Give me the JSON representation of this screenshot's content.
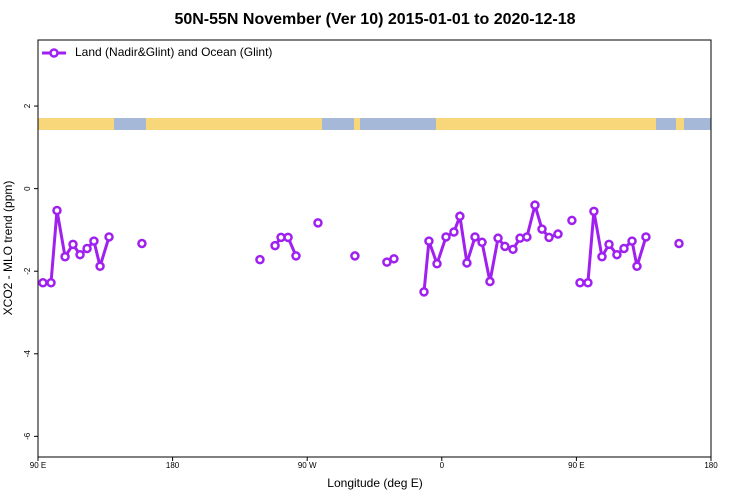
{
  "chart_data": {
    "type": "line",
    "title": "50N-55N November (Ver 10)   2015-01-01 to 2020-12-18",
    "x_label": "Longitude (deg E)",
    "y_label": "XCO2 - MLO trend (ppm)",
    "xlim": [
      90,
      540
    ],
    "xticks": [
      {
        "value": 90,
        "label": "90 E"
      },
      180,
      {
        "value": 270,
        "label": "90 W"
      },
      {
        "value": 360,
        "label": "0"
      },
      {
        "value": 450,
        "label": "90 E"
      },
      180.0
    ],
    "ylim": [
      -6.5,
      3.6
    ],
    "yticks": [
      -6,
      -4,
      -2,
      0,
      2
    ],
    "legend": "upper left",
    "series": [
      {
        "name": "Land (Nadir&Glint) and Ocean (Glint)",
        "color": "#a020f0",
        "x": [
          93.3,
          98.7,
          102.7,
          108.1,
          113.4,
          118.1,
          122.8,
          127.4,
          131.5,
          137.5,
          null,
          159.5,
          null,
          238.4,
          null,
          248.5,
          252.5,
          257.2,
          262.5,
          null,
          277.2,
          null,
          301.9,
          null,
          323.3,
          328.0,
          null,
          348.1,
          351.4,
          356.8,
          362.8,
          368.1,
          372.1,
          376.8,
          382.2,
          386.9,
          392.2,
          397.6,
          402.2,
          407.6,
          412.3,
          416.9,
          422.3,
          427.0,
          431.7,
          437.7,
          null,
          447.0,
          null,
          452.4,
          457.7,
          461.7,
          467.1,
          471.8,
          477.1,
          481.8,
          487.2,
          490.5,
          496.5,
          null,
          518.6
        ],
        "values": [
          -2.28,
          -2.28,
          -0.53,
          -1.65,
          -1.35,
          -1.6,
          -1.45,
          -1.27,
          -1.88,
          -1.17,
          null,
          -1.33,
          null,
          -1.72,
          null,
          -1.38,
          -1.18,
          -1.18,
          -1.63,
          null,
          -0.83,
          null,
          -1.63,
          null,
          -1.78,
          -1.7,
          null,
          -2.5,
          -1.27,
          -1.82,
          -1.17,
          -1.05,
          -0.67,
          -1.8,
          -1.17,
          -1.3,
          -2.25,
          -1.2,
          -1.4,
          -1.47,
          -1.2,
          -1.17,
          -0.4,
          -0.98,
          -1.18,
          -1.1,
          null,
          -0.77,
          null,
          -2.28,
          -2.28,
          -0.55,
          -1.65,
          -1.35,
          -1.6,
          -1.45,
          -1.27,
          -1.88,
          -1.17,
          null,
          -1.33
        ]
      }
    ]
  }
}
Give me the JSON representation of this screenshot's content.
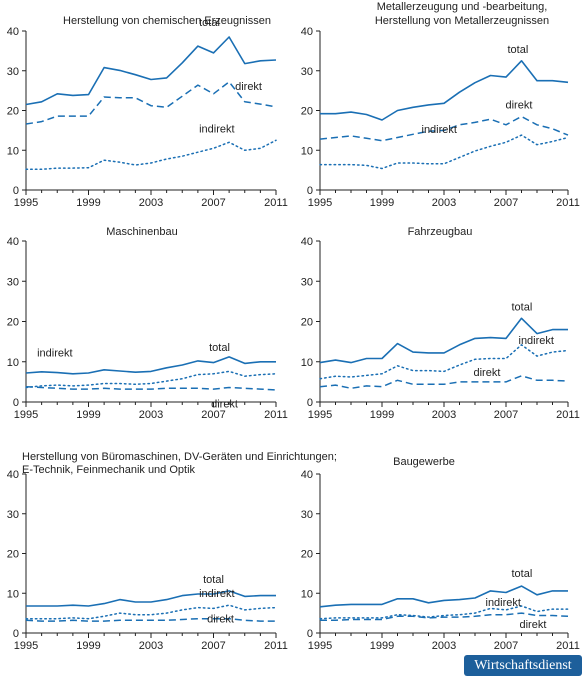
{
  "brand": "Wirtschaftsdienst",
  "style": {
    "line_color": "#1a6fb4",
    "axis_color": "#222222",
    "brand_color": "#1d5f9b"
  },
  "chart_data": [
    {
      "type": "line",
      "title": [
        "Herstellung von chemischen Erzeugnissen"
      ],
      "x": [
        1995,
        1996,
        1997,
        1998,
        1999,
        2000,
        2001,
        2002,
        2003,
        2004,
        2005,
        2006,
        2007,
        2008,
        2009,
        2010,
        2011
      ],
      "xticks": [
        1995,
        1999,
        2003,
        2007,
        2011
      ],
      "ylim": [
        0,
        40
      ],
      "yticks": [
        0,
        10,
        20,
        30,
        40
      ],
      "series": [
        {
          "name": "total",
          "style": "solid",
          "values": [
            21.5,
            22.2,
            24.2,
            23.8,
            24.0,
            30.8,
            30.1,
            29.0,
            27.8,
            28.2,
            32.0,
            36.2,
            34.5,
            38.5,
            31.8,
            32.5,
            32.7
          ]
        },
        {
          "name": "direkt",
          "style": "dashed",
          "values": [
            16.6,
            17.2,
            18.6,
            18.6,
            18.6,
            23.4,
            23.2,
            23.2,
            21.2,
            20.8,
            23.6,
            26.4,
            24.2,
            27.2,
            22.2,
            21.6,
            20.9
          ]
        },
        {
          "name": "indirekt",
          "style": "dotted",
          "values": [
            5.2,
            5.2,
            5.5,
            5.5,
            5.6,
            7.5,
            7.0,
            6.3,
            6.8,
            7.8,
            8.5,
            9.5,
            10.5,
            12.0,
            10.0,
            10.5,
            12.5
          ]
        }
      ]
    },
    {
      "type": "line",
      "title": [
        "Metallerzeugung und -bearbeitung,",
        "Herstellung von Metallerzeugnissen"
      ],
      "x": [
        1995,
        1996,
        1997,
        1998,
        1999,
        2000,
        2001,
        2002,
        2003,
        2004,
        2005,
        2006,
        2007,
        2008,
        2009,
        2010,
        2011
      ],
      "xticks": [
        1995,
        1999,
        2003,
        2007,
        2011
      ],
      "ylim": [
        0,
        40
      ],
      "yticks": [
        0,
        10,
        20,
        30,
        40
      ],
      "series": [
        {
          "name": "total",
          "style": "solid",
          "values": [
            19.2,
            19.2,
            19.6,
            19.0,
            17.6,
            20.0,
            20.8,
            21.4,
            21.8,
            24.6,
            27.0,
            28.8,
            28.4,
            32.5,
            27.5,
            27.5,
            27.1
          ]
        },
        {
          "name": "direkt",
          "style": "dashed",
          "values": [
            12.8,
            13.2,
            13.6,
            13.0,
            12.4,
            13.2,
            14.0,
            14.8,
            15.0,
            16.4,
            17.0,
            17.8,
            16.4,
            18.5,
            16.4,
            15.4,
            13.8
          ]
        },
        {
          "name": "indirekt",
          "style": "dotted",
          "values": [
            6.4,
            6.4,
            6.4,
            6.2,
            5.4,
            6.8,
            6.8,
            6.6,
            6.6,
            8.2,
            9.8,
            11.0,
            12.0,
            13.8,
            11.4,
            12.2,
            13.2
          ]
        }
      ]
    },
    {
      "type": "line",
      "title": [
        "Maschinenbau"
      ],
      "x": [
        1995,
        1996,
        1997,
        1998,
        1999,
        2000,
        2001,
        2002,
        2003,
        2004,
        2005,
        2006,
        2007,
        2008,
        2009,
        2010,
        2011
      ],
      "xticks": [
        1995,
        1999,
        2003,
        2007,
        2011
      ],
      "ylim": [
        0,
        40
      ],
      "yticks": [
        0,
        10,
        20,
        30,
        40
      ],
      "series": [
        {
          "name": "total",
          "style": "solid",
          "values": [
            7.2,
            7.5,
            7.3,
            7.0,
            7.2,
            8.0,
            7.7,
            7.4,
            7.6,
            8.5,
            9.2,
            10.2,
            9.8,
            11.2,
            9.6,
            10.0,
            10.0
          ]
        },
        {
          "name": "direkt",
          "style": "dashed",
          "values": [
            3.8,
            3.6,
            3.4,
            3.2,
            3.2,
            3.4,
            3.2,
            3.2,
            3.2,
            3.4,
            3.4,
            3.4,
            3.2,
            3.6,
            3.4,
            3.2,
            3.0
          ]
        },
        {
          "name": "indirekt",
          "style": "dotted",
          "values": [
            3.6,
            4.0,
            4.2,
            4.0,
            4.2,
            4.6,
            4.6,
            4.4,
            4.6,
            5.2,
            5.8,
            6.8,
            7.0,
            7.6,
            6.4,
            6.8,
            7.0
          ]
        }
      ]
    },
    {
      "type": "line",
      "title": [
        "Fahrzeugbau"
      ],
      "x": [
        1995,
        1996,
        1997,
        1998,
        1999,
        2000,
        2001,
        2002,
        2003,
        2004,
        2005,
        2006,
        2007,
        2008,
        2009,
        2010,
        2011
      ],
      "xticks": [
        1995,
        1999,
        2003,
        2007,
        2011
      ],
      "ylim": [
        0,
        40
      ],
      "yticks": [
        0,
        10,
        20,
        30,
        40
      ],
      "series": [
        {
          "name": "total",
          "style": "solid",
          "values": [
            9.8,
            10.4,
            9.8,
            10.8,
            10.8,
            14.5,
            12.4,
            12.2,
            12.2,
            14.2,
            15.8,
            16.0,
            15.8,
            20.8,
            17.0,
            18.0,
            18.0
          ]
        },
        {
          "name": "direkt",
          "style": "dashed",
          "values": [
            3.8,
            4.2,
            3.4,
            4.0,
            3.8,
            5.4,
            4.4,
            4.4,
            4.4,
            5.0,
            5.0,
            5.0,
            5.0,
            6.5,
            5.4,
            5.4,
            5.2
          ]
        },
        {
          "name": "indirekt",
          "style": "dotted",
          "values": [
            5.8,
            6.4,
            6.2,
            6.6,
            7.0,
            9.0,
            7.8,
            7.8,
            7.6,
            9.2,
            10.6,
            10.8,
            10.8,
            14.2,
            11.4,
            12.4,
            12.8
          ]
        }
      ]
    },
    {
      "type": "line",
      "title": [
        "Herstellung von Büromaschinen, DV-Geräten und Einrichtungen;",
        "E-Technik, Feinmechanik und Optik"
      ],
      "x": [
        1995,
        1996,
        1997,
        1998,
        1999,
        2000,
        2001,
        2002,
        2003,
        2004,
        2005,
        2006,
        2007,
        2008,
        2009,
        2010,
        2011
      ],
      "xticks": [
        1995,
        1999,
        2003,
        2007,
        2011
      ],
      "ylim": [
        0,
        40
      ],
      "yticks": [
        0,
        10,
        20,
        30,
        40
      ],
      "series": [
        {
          "name": "total",
          "style": "solid",
          "values": [
            6.8,
            6.8,
            6.8,
            7.0,
            6.8,
            7.4,
            8.4,
            7.8,
            7.8,
            8.4,
            9.4,
            9.8,
            9.8,
            10.6,
            9.2,
            9.4,
            9.4
          ]
        },
        {
          "name": "direkt",
          "style": "dashed",
          "values": [
            3.2,
            3.0,
            3.0,
            3.2,
            3.0,
            3.0,
            3.2,
            3.2,
            3.2,
            3.2,
            3.4,
            3.6,
            3.6,
            3.6,
            3.2,
            3.0,
            3.0
          ]
        },
        {
          "name": "indirekt",
          "style": "dotted",
          "values": [
            3.6,
            3.6,
            3.6,
            3.8,
            3.6,
            4.2,
            5.0,
            4.6,
            4.6,
            5.0,
            5.8,
            6.4,
            6.2,
            7.0,
            5.8,
            6.2,
            6.4
          ]
        }
      ]
    },
    {
      "type": "line",
      "title": [
        "Baugewerbe"
      ],
      "x": [
        1995,
        1996,
        1997,
        1998,
        1999,
        2000,
        2001,
        2002,
        2003,
        2004,
        2005,
        2006,
        2007,
        2008,
        2009,
        2010,
        2011
      ],
      "xticks": [
        1995,
        1999,
        2003,
        2007,
        2011
      ],
      "ylim": [
        0,
        40
      ],
      "yticks": [
        0,
        10,
        20,
        30,
        40
      ],
      "series": [
        {
          "name": "total",
          "style": "solid",
          "values": [
            6.6,
            7.0,
            7.2,
            7.2,
            7.2,
            8.6,
            8.6,
            7.6,
            8.2,
            8.4,
            8.8,
            10.6,
            10.2,
            11.8,
            9.6,
            10.6,
            10.6
          ]
        },
        {
          "name": "direkt",
          "style": "dashed",
          "values": [
            3.2,
            3.2,
            3.4,
            3.4,
            3.4,
            4.2,
            4.2,
            3.8,
            4.0,
            4.0,
            4.2,
            4.6,
            4.6,
            5.0,
            4.4,
            4.4,
            4.2
          ]
        },
        {
          "name": "indirekt",
          "style": "dotted",
          "values": [
            3.6,
            3.8,
            3.8,
            3.8,
            3.8,
            4.6,
            4.4,
            4.0,
            4.4,
            4.6,
            5.0,
            6.2,
            5.8,
            6.8,
            5.4,
            6.0,
            6.0
          ]
        }
      ]
    }
  ]
}
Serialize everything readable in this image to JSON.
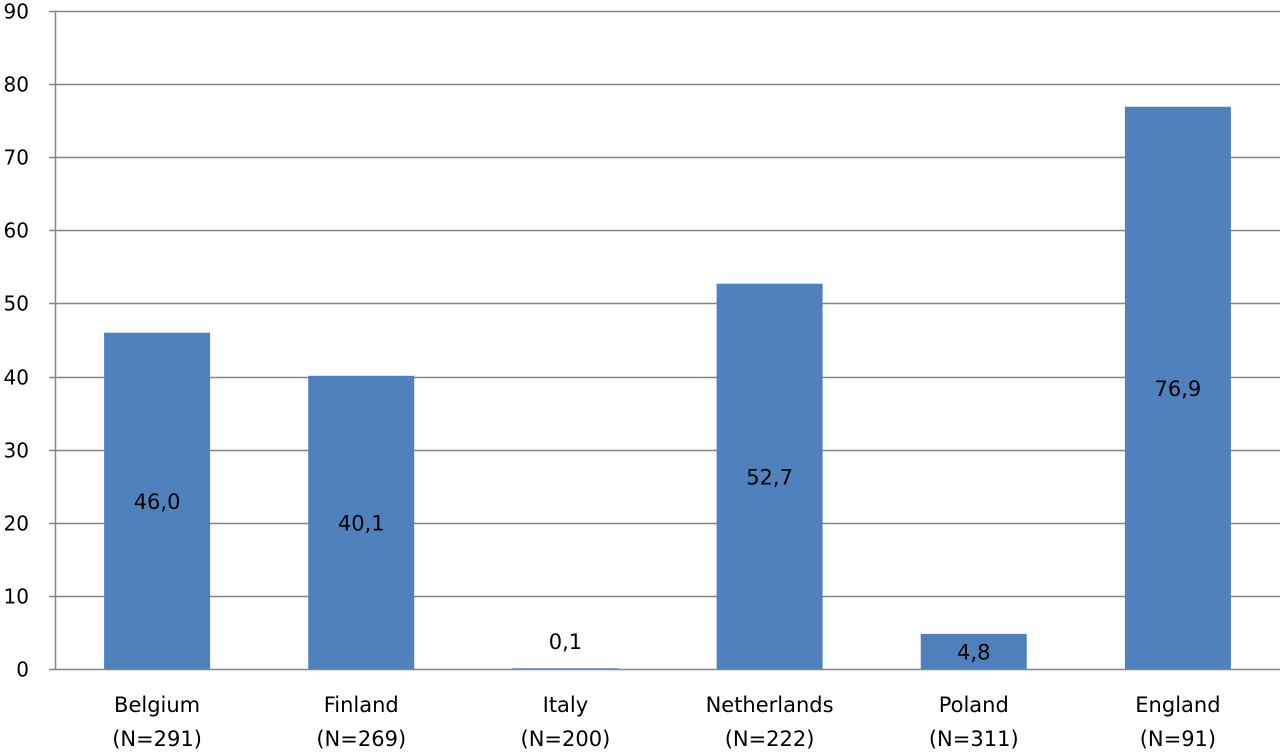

==============================

The request:
Read the data above. Pull out each line in which the string "Herstellung" appears.

Expected answer:
        "Herstellung von chemischen Erzeugnissen"
        "Herstellung von Metallerzeugnissen"
        "Herstellung von Büromaschinen, DV-Geräten und Einrichtungen;",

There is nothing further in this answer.